C’est l’Esprit du Tout-Puissant qui « l’a fait si bien
écrire ». Et Malherbe s’adresse tout à coup à la reine,
dont il fait emphatiquement l’éloge, et lui certifie que
« devant cet ouvrage » elle n’en vit jamais qui fût digne
d’elle. C’était vraiment forcer la note du badinage de
Desportes ; et Malherbe accorde très facilement les
honneurs de l’inspiration divine : de la Somme théologique
du Père Garasse (le maître de rhétorique de Balzac) il
dit encore :
Cette œuvre est une œuvre de Dieu :
Garasse n’a fait que l’écrire[1].
════════════════════
[CONSIGNES]
(A) Recopiez l'extrait sur Malherbe entre « C’est l’Esprit du » et « fait que l’écrire[1]. », bornes incluses.
(B) Dans l'extrait sur Malherbe, qu'est-ce qui montre que celui-ci accorde très facilement les honneurs de l'inspiration divine ? Répondez en une à trois phrases.
(C) Prolongez l'extrait sur Malherbe à partir de l'endroit où il s'arrête.
Les entrées qui viennent ensuite forment un matériau distinct de l'extrait sur Malherbe.
════════════════════
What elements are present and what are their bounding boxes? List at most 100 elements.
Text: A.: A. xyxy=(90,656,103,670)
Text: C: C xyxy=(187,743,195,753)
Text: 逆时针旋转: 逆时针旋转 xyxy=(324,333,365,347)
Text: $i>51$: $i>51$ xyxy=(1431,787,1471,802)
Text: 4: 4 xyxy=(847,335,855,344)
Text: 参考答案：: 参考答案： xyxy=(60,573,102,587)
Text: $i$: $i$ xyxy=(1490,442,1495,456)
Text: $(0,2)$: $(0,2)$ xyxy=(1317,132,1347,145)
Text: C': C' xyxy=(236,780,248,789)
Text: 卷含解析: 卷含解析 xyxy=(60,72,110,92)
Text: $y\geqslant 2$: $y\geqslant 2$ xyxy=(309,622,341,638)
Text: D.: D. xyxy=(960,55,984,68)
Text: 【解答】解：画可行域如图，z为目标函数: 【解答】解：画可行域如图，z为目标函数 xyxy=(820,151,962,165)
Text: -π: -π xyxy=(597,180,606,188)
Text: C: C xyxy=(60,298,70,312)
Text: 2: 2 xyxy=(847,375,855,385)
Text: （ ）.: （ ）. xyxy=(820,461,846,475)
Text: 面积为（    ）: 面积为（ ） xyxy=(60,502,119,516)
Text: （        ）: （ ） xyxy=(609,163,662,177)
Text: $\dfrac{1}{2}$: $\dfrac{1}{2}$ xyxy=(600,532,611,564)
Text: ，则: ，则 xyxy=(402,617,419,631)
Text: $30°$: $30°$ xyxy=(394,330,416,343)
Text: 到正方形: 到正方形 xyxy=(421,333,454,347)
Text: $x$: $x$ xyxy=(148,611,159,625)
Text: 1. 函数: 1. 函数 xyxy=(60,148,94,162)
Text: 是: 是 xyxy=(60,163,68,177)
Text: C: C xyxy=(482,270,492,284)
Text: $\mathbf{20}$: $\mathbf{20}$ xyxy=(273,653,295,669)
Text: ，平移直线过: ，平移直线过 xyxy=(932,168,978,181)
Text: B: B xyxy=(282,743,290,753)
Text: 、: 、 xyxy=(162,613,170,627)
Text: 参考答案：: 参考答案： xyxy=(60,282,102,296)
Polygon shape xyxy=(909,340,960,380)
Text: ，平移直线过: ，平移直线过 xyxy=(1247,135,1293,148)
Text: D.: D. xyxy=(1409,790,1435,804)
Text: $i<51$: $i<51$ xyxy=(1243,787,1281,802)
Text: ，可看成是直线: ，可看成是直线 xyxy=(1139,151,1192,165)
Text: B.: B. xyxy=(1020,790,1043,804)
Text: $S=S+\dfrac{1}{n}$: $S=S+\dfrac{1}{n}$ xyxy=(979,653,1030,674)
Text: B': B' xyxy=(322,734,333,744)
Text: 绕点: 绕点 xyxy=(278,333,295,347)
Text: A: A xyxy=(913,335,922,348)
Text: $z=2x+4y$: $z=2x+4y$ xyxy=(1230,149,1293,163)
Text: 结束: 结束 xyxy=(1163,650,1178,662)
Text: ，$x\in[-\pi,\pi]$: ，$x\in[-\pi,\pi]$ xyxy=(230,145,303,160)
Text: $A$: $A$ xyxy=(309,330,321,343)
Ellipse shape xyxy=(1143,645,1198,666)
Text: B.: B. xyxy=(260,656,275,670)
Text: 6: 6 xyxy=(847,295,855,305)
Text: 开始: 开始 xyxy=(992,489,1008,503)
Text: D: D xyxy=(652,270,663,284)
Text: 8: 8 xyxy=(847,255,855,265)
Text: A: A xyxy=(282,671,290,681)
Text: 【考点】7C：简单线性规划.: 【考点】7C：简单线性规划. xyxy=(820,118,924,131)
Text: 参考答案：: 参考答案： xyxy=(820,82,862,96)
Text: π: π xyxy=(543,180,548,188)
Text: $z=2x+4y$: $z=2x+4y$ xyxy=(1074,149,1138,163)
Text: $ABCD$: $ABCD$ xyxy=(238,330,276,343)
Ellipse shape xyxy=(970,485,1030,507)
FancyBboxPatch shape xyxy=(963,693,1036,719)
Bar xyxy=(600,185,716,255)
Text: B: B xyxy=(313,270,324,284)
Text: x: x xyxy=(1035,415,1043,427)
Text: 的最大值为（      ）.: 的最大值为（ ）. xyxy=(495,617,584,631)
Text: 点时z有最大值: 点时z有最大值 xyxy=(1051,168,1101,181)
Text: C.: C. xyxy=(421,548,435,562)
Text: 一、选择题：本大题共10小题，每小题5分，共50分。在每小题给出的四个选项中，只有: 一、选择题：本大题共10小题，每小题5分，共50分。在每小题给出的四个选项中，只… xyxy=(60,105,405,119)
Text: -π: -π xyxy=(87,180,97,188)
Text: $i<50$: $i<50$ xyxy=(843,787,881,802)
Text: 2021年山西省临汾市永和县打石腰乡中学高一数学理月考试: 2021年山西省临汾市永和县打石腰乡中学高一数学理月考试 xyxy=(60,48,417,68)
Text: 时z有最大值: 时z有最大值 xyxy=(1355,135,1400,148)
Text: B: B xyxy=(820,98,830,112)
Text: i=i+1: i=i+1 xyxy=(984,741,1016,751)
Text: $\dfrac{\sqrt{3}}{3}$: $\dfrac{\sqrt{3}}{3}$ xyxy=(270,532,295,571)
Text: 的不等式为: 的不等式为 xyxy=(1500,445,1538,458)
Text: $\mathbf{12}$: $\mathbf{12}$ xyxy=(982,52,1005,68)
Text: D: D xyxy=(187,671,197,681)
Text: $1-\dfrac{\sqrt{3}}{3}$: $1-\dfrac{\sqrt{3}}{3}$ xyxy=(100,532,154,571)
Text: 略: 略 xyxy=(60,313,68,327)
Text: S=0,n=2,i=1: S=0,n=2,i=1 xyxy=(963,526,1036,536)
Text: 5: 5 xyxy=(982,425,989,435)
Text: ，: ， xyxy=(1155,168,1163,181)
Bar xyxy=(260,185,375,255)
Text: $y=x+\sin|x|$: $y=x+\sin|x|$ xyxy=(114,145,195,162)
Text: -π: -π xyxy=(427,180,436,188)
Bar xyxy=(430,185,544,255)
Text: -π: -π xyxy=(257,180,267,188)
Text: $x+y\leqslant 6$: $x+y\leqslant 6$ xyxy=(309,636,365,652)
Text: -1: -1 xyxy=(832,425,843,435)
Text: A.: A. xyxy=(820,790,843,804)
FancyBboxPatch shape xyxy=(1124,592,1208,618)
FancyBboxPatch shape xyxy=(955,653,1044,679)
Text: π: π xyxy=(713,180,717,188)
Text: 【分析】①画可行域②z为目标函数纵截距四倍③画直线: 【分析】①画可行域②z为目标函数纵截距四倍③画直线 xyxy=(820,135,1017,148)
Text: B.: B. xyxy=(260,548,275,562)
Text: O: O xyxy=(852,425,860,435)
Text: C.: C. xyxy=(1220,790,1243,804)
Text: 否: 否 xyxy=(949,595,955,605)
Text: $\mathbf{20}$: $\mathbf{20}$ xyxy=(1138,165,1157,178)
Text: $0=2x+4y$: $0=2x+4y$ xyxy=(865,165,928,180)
════════════════════
[RÉPONSES]
(A)
C’est l’Esprit du Tout-Puissant qui « l’a fait si bien
écrire ». Et Malherbe s’adresse tout à coup à la reine,
dont il fait emphatiquement l’éloge, et lui certifie que
« devant cet ouvrage » elle n’en vit jamais qui fût digne
d’elle. C’était vraiment forcer la note du badinage de
Desportes ; et Malherbe accorde très facilement les
honneurs de l’inspiration divine : de la Somme théologique
du Père Garasse (le maître de rhétorique de Balzac) il
dit encore :
Cette œuvre est une œuvre de Dieu :
Garasse n’a fait que l’écrire[1].

(B) Malherbe dit aussi de la Somme théologique du Père Garasse que « cette œuvre est une œuvre de Dieu » et que Garasse n'a fait que l'écrire.

(C)
Mais il s’était souvenu de Desportes dans des vers plus célèbres. Quand il eut à consoler du Périer, il songea apparemment au poète qui était encore en vogue à cette époque, et à ses Élégies. Il y en avait une qui avait été faite pour consoler Henri III de la perte de deux de ses mignons : Henri III y était appelé Cléophon[2] (c’était le titre de l’Élégie) et le mignon préféré, Damon. Malherbe a repris ces noms : il appelle, un peu plus tard, Damon l’ami qu’il a perdu et qui est pleuré par l’amante Carinice[3] ; il donne le nom de Cléophon[4] à du Périer, et à la
- ↑ Malh., I, 266.
- ↑ Cléophon est encore le titre d’une tragédie de l’Hôtel de Bourgogne, imprimée à Paris en 1600, « tragédie conforme et semblable à celles que la France a vues durant les guerres civiles » (voy. E. Rigal, Le théâtre français avant la période classique, p. 141, n. 2).
- ↑ Aux ombres de Damon (Malh., I, 58). Ce nom d’ami regretté est encore repris par La Fontaine, Fables, livre VI, Épilogue. Il remonte évidemment à la tradition antique de Damon et Pythias.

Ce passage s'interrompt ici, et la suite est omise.